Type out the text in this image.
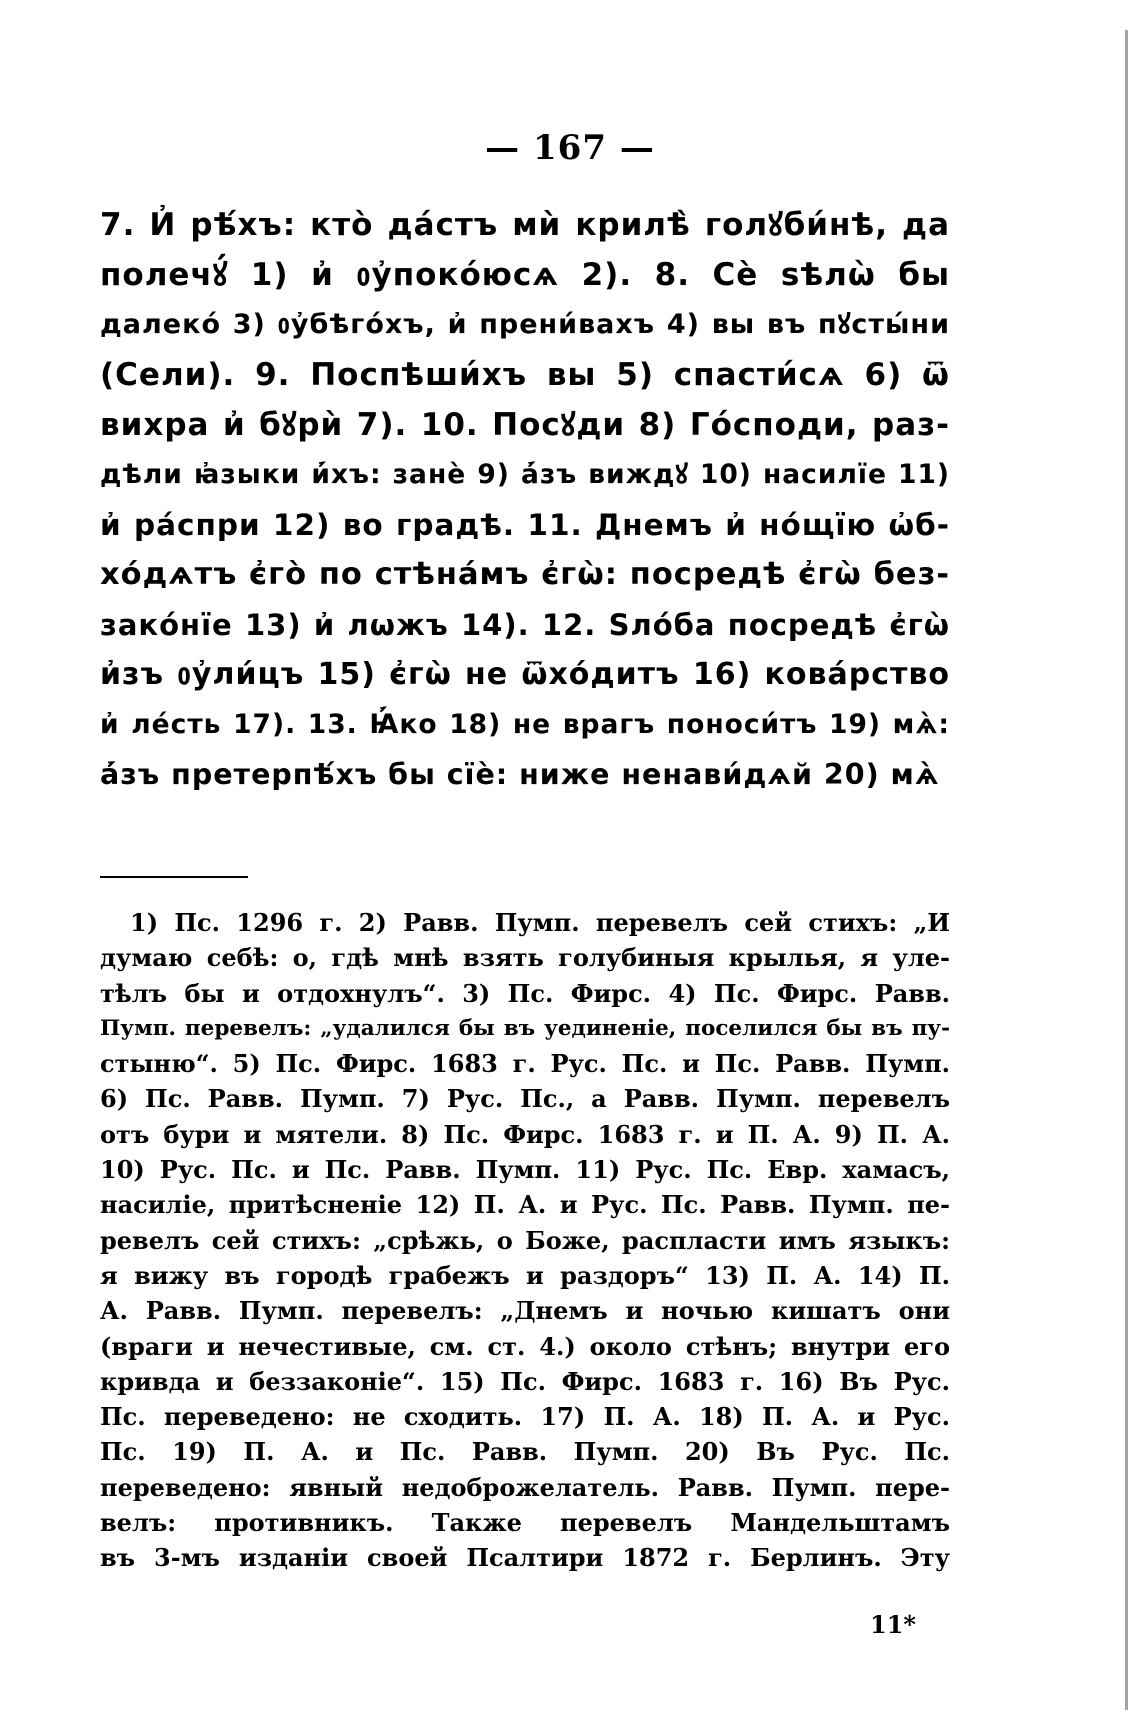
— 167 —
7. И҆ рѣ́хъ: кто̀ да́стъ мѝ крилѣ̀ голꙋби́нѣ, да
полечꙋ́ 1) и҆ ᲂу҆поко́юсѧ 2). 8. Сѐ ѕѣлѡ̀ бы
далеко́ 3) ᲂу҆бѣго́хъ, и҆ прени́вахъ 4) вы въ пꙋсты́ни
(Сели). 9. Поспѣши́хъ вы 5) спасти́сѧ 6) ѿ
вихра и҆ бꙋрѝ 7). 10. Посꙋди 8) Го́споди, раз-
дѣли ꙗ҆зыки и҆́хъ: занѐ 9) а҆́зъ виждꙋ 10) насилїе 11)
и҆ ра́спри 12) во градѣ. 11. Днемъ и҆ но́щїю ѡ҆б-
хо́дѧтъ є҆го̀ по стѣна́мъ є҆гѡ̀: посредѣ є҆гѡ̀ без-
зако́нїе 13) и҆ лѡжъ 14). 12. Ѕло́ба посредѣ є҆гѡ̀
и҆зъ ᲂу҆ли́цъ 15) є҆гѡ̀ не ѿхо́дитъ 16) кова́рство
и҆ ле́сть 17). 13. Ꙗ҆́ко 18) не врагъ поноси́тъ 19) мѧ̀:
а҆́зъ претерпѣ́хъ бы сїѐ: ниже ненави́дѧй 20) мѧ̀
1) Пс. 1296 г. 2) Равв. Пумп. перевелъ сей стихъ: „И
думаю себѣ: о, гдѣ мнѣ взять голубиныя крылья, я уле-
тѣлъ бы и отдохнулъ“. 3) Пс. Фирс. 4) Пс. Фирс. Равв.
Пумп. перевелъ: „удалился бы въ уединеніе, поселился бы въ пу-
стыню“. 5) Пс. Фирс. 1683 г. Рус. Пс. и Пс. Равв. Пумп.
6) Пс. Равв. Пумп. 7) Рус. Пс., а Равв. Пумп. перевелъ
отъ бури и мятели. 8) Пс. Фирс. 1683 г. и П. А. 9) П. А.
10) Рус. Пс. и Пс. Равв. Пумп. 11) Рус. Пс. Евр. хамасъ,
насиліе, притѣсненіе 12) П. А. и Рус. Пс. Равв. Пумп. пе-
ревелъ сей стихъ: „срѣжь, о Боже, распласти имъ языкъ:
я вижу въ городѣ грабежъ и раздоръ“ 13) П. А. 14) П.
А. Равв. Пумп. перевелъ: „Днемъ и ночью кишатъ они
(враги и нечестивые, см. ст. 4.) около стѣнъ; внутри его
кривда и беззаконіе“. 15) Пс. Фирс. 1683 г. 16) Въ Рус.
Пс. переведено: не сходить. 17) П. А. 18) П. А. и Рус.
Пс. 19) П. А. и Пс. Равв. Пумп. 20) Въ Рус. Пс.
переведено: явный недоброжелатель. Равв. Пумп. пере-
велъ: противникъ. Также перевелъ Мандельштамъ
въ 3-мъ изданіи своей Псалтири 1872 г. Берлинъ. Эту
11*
= = = = =
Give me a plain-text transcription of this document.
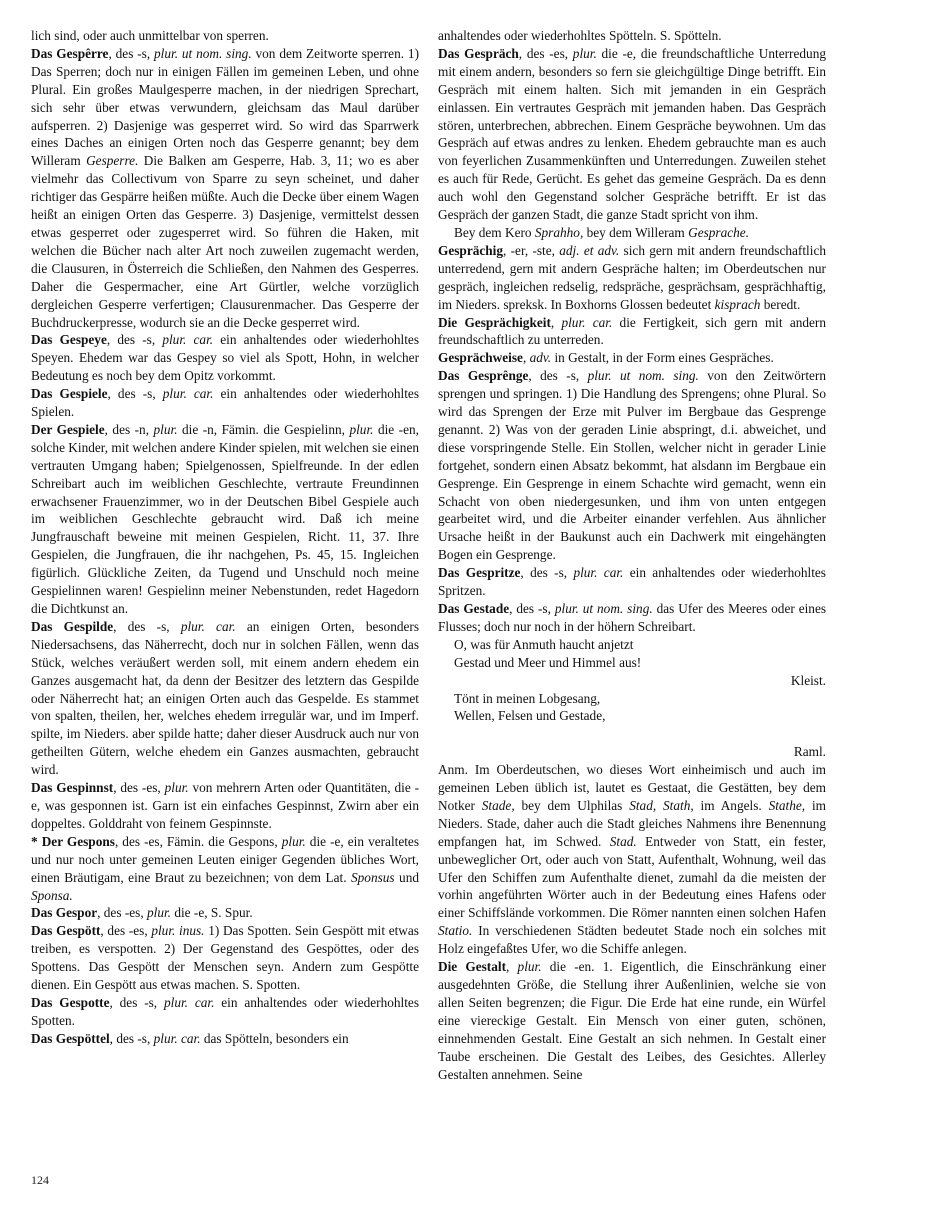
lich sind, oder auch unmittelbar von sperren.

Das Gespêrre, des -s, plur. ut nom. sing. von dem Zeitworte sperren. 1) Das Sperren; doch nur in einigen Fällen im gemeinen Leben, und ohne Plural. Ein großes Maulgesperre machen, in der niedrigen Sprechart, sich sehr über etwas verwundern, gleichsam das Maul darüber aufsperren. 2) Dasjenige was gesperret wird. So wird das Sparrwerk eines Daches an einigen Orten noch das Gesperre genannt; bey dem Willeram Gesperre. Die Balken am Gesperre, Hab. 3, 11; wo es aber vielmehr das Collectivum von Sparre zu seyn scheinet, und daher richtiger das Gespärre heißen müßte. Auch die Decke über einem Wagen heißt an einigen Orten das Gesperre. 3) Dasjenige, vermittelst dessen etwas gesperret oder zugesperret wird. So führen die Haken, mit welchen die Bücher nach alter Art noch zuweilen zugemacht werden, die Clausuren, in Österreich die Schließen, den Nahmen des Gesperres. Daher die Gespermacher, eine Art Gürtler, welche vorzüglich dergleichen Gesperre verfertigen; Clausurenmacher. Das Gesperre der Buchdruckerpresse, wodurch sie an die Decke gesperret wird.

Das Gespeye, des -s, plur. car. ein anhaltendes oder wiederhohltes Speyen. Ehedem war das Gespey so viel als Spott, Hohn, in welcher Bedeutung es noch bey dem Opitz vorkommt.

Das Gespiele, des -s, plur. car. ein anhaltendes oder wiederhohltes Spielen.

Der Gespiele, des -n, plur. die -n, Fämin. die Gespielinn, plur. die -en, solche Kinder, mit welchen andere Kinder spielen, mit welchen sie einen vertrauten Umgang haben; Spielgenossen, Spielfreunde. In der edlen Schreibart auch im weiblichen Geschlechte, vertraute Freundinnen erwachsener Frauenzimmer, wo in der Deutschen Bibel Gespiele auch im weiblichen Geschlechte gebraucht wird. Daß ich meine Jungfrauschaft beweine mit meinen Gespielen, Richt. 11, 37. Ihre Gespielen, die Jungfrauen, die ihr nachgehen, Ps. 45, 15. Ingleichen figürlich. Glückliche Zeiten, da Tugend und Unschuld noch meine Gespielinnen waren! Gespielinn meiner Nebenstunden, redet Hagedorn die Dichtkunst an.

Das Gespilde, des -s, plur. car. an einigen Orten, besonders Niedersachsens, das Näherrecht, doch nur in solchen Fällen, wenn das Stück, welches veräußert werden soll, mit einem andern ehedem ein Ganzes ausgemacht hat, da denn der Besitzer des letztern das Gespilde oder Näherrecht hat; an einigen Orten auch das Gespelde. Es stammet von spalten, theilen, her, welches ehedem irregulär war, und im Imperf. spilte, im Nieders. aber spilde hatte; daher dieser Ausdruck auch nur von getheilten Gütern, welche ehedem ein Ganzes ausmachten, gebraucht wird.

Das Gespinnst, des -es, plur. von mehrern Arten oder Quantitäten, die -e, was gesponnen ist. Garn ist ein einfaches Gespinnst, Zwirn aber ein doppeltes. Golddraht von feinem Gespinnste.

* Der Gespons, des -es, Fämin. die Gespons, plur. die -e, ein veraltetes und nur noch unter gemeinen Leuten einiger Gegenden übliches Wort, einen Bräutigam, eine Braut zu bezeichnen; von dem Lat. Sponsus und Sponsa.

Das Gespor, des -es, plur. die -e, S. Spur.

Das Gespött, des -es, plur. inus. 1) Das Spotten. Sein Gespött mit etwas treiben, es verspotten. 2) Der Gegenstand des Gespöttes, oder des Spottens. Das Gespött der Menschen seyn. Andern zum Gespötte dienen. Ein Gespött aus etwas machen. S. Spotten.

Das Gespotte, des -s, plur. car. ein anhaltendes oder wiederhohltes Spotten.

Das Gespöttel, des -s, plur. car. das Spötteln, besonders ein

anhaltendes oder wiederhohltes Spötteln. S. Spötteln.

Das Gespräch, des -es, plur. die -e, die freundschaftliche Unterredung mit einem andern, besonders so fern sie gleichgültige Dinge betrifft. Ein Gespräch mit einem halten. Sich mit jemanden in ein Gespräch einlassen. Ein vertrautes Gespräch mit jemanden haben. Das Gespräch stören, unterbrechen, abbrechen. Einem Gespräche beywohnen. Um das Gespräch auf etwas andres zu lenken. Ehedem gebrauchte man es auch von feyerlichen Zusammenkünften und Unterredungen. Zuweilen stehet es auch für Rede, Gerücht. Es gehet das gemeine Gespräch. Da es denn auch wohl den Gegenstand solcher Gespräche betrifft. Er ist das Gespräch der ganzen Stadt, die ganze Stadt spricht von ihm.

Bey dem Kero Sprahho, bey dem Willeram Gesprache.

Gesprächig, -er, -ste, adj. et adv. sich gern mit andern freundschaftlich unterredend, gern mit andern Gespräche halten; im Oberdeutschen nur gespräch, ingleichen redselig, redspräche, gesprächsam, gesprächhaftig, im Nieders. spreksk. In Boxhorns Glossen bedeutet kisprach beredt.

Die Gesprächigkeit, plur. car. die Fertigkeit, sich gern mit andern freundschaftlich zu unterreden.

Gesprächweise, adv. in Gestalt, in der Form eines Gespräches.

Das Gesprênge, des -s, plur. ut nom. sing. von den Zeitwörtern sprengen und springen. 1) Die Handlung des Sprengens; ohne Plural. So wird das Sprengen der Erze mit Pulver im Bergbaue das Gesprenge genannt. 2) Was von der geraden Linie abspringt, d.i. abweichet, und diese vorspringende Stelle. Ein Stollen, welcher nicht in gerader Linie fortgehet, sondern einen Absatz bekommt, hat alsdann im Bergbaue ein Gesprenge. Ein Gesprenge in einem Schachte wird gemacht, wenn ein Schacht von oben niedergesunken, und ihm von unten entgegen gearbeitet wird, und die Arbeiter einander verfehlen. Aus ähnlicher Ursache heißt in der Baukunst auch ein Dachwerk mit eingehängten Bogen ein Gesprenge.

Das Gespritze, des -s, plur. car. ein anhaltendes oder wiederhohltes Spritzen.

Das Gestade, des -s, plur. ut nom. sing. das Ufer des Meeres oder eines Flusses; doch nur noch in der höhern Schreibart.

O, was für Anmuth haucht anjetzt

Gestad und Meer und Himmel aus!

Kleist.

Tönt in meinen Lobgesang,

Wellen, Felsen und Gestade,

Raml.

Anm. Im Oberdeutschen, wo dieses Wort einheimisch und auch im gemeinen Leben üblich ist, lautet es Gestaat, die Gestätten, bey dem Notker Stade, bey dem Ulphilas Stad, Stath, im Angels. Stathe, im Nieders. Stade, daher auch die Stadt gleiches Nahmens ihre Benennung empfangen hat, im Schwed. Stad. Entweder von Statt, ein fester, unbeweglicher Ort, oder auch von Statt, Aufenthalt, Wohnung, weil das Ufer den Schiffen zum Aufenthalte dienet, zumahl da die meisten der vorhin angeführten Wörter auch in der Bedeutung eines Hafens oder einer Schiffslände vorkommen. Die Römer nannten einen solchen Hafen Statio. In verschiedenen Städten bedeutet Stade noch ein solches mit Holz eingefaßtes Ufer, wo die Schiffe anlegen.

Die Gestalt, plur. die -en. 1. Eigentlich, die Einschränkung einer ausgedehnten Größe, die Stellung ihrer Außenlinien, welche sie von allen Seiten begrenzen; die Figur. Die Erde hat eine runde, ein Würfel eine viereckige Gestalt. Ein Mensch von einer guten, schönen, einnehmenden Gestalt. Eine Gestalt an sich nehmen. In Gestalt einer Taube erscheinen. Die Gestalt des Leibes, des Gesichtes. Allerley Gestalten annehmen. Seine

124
= = = = =
**WRITTEN PROBLEM**
Look for "text" and pull out every line that has it.

**TASK ANSWER**
Type out the text in this image.
Give me a plain-text transcription of this document.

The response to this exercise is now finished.